-------- The records

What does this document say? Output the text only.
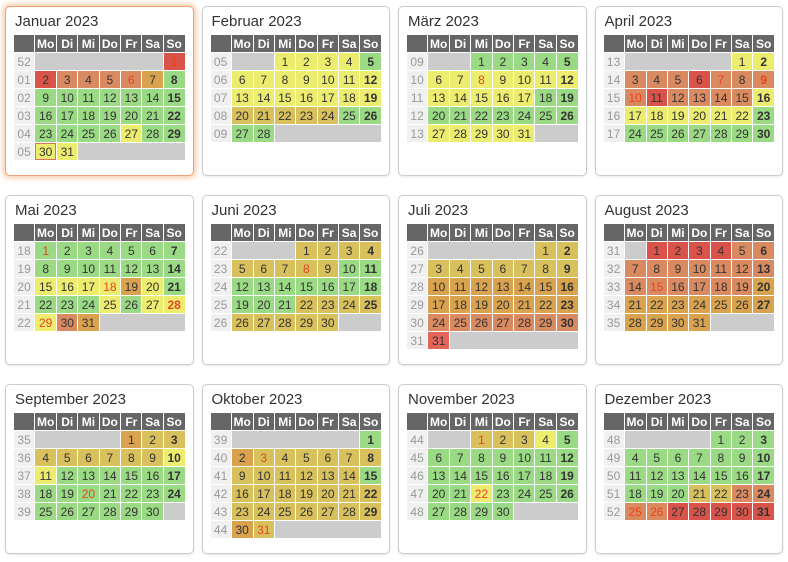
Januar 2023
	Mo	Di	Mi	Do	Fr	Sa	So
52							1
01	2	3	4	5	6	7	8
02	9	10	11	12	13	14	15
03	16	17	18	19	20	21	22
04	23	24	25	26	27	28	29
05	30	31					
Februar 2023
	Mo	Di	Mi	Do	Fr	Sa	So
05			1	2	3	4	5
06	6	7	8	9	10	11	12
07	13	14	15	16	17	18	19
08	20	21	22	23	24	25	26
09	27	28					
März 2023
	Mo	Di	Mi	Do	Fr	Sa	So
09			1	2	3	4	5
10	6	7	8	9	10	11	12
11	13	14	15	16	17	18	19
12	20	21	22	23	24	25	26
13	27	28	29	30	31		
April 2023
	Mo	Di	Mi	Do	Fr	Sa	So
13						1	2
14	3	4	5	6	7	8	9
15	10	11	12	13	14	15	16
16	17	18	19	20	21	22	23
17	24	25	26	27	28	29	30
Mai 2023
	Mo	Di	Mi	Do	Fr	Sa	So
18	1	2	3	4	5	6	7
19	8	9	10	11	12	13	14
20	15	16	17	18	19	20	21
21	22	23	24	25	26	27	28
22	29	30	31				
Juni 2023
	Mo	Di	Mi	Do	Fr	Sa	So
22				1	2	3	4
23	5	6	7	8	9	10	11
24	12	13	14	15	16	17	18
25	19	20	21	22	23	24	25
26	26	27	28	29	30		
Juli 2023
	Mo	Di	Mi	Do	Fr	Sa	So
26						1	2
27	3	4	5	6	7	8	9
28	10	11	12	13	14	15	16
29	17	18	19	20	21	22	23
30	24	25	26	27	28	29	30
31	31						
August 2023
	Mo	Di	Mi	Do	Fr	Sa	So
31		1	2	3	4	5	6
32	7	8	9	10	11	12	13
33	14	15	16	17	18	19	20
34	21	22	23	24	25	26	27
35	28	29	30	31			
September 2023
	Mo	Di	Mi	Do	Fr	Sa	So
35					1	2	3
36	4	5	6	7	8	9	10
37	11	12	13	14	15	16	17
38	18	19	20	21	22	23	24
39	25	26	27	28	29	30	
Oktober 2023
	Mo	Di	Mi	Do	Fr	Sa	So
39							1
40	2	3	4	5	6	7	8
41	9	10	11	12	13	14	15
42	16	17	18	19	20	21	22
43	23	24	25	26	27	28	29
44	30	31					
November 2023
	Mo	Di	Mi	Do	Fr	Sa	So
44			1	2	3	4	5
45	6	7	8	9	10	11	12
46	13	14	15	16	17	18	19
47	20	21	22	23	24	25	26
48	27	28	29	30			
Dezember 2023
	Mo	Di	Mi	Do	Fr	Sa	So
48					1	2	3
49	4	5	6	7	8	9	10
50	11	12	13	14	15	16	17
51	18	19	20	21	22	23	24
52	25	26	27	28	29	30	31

----------------
-------- The records

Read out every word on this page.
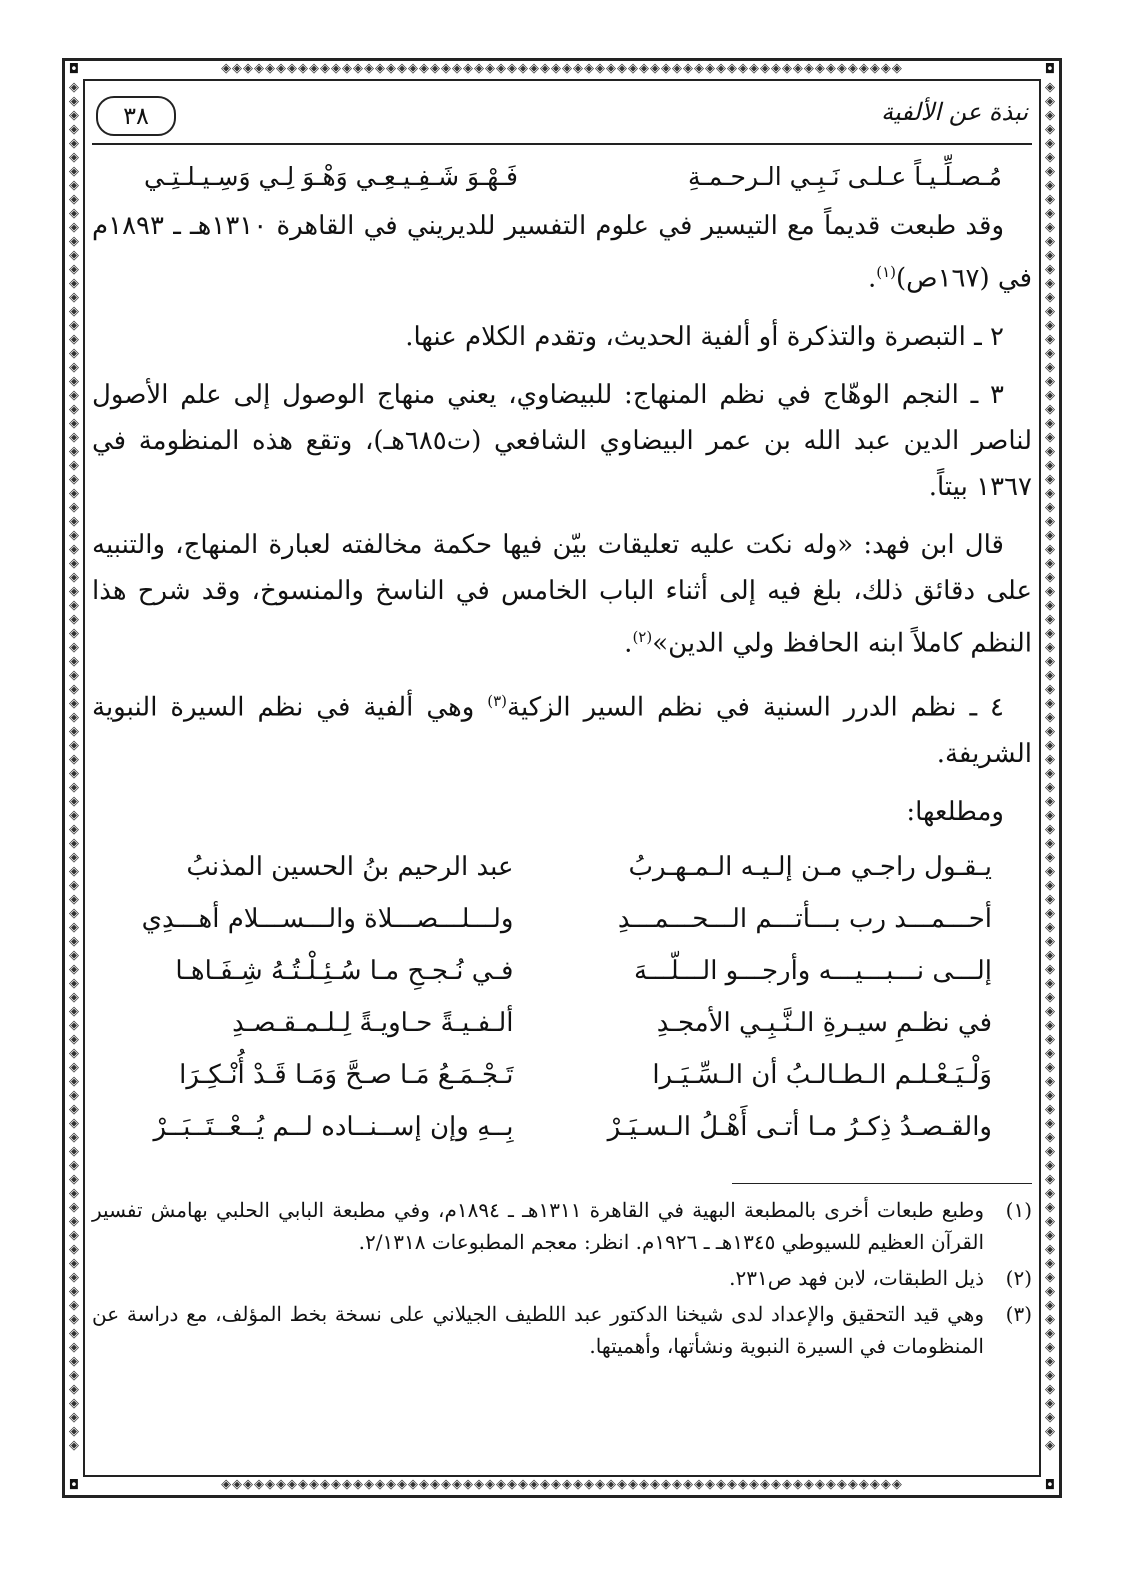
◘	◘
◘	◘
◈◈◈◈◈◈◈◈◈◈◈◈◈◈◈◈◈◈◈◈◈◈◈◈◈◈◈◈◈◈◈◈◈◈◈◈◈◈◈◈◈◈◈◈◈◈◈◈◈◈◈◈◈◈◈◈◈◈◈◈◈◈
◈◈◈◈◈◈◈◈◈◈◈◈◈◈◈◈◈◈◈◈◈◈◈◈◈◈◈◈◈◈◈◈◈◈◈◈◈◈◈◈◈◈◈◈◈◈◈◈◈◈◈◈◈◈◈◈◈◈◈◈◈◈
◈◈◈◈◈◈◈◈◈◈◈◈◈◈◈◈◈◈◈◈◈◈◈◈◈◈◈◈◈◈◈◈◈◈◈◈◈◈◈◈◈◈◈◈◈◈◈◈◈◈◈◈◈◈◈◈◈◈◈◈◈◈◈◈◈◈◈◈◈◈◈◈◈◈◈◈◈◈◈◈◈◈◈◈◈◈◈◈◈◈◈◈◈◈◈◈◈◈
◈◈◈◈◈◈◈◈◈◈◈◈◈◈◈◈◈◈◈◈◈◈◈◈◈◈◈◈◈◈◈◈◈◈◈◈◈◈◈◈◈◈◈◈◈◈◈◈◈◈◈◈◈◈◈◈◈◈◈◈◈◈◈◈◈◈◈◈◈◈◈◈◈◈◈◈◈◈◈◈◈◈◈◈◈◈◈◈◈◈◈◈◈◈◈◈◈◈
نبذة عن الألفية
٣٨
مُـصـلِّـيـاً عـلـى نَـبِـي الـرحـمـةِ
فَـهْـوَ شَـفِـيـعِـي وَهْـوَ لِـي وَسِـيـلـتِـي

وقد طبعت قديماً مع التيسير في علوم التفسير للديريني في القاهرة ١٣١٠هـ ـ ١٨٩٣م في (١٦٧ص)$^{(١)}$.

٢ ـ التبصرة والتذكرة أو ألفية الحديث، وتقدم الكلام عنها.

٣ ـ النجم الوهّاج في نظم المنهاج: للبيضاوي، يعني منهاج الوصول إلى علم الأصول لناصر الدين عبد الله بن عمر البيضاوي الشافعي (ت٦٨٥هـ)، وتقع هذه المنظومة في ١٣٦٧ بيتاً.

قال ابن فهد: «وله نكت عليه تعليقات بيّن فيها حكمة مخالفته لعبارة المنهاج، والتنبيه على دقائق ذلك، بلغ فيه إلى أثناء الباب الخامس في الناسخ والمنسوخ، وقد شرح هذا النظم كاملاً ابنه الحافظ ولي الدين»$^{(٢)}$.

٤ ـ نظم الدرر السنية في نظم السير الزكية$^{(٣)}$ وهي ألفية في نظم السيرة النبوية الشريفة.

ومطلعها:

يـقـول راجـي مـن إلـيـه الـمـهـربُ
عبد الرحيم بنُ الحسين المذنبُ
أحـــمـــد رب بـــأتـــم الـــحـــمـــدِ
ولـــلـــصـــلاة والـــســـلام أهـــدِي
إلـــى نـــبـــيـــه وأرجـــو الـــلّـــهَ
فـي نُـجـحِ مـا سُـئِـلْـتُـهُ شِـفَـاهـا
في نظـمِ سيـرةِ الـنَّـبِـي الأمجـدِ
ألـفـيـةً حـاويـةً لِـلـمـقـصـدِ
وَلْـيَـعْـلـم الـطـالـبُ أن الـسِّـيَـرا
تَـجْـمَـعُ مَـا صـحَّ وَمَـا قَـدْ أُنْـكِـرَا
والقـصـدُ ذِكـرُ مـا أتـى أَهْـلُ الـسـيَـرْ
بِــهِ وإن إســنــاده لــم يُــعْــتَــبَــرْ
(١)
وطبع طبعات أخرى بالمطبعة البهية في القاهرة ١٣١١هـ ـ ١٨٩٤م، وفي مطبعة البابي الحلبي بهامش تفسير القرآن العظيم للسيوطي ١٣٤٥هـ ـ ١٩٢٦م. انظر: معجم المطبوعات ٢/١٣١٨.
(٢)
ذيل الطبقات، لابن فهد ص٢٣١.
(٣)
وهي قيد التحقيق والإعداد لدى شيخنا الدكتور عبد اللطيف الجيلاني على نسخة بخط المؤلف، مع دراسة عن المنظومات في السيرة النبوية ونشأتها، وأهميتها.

----------------
-------- The records

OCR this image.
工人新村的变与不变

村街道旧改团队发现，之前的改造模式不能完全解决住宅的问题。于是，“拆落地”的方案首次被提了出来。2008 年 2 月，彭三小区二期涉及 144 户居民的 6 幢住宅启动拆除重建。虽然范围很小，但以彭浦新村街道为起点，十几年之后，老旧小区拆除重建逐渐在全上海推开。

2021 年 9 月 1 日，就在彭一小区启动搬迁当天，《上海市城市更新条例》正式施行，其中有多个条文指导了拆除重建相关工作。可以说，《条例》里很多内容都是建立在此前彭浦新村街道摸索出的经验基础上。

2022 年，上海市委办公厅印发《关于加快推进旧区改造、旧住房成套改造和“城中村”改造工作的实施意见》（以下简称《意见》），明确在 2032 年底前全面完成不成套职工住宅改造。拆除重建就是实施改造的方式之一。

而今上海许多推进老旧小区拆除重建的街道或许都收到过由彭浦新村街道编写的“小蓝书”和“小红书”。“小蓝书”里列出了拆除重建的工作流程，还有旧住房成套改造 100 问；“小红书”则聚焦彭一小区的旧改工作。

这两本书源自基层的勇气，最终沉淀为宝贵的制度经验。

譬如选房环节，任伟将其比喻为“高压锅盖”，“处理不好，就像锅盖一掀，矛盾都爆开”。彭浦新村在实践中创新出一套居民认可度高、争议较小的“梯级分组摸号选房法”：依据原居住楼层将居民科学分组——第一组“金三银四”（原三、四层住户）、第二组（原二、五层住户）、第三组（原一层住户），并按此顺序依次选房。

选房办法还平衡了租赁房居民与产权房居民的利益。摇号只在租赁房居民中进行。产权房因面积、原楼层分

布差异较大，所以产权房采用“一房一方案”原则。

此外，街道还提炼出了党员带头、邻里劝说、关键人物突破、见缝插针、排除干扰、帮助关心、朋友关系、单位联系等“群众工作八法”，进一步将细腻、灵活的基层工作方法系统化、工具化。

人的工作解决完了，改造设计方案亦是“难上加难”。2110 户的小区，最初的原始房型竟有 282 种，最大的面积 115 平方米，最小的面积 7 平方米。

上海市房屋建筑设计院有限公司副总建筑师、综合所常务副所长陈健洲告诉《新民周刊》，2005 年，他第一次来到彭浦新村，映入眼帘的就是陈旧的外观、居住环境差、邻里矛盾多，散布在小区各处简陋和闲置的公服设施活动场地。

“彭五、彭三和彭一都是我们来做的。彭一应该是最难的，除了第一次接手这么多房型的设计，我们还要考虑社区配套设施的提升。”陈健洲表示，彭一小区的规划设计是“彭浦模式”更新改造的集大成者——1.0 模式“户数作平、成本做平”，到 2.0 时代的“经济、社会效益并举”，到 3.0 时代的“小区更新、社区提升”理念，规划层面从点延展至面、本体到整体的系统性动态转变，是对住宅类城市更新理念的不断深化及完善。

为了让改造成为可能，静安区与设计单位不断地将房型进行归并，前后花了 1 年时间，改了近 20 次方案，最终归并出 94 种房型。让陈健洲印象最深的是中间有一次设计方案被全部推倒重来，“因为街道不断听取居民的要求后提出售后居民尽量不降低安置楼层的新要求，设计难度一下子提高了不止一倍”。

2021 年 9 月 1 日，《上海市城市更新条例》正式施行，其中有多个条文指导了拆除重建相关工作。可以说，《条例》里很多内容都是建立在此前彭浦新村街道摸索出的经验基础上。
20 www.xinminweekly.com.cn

----------------

Aim: Lines containing the word "السيرة" are to be counted in the listing; state their number alone.

Exercise output: 2